Find every line in the records that holds the string "Probe". Copy each one.
── Material for the task
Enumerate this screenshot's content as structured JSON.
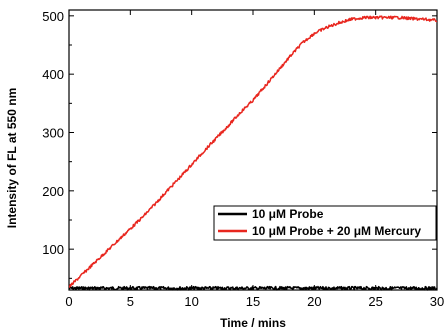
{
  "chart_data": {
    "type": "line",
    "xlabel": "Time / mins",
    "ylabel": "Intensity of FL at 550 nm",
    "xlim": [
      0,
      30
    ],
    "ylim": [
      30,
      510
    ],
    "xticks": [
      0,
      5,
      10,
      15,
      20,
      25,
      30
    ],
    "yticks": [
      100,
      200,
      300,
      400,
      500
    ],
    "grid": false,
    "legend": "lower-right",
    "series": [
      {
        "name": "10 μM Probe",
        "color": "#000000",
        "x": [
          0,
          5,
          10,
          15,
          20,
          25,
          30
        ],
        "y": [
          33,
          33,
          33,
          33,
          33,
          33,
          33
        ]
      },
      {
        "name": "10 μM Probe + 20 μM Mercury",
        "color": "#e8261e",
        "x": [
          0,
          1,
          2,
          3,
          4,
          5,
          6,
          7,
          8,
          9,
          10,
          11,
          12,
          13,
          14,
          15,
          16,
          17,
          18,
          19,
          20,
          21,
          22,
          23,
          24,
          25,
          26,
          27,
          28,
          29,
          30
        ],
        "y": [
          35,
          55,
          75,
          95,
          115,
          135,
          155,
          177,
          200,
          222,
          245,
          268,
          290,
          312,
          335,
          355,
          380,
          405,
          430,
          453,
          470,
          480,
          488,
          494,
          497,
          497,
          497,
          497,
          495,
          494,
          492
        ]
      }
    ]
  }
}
────
__Result of the task__.
        "name": "10 μM Probe",
        "name": "10 μM Probe + 20 μM Mercury",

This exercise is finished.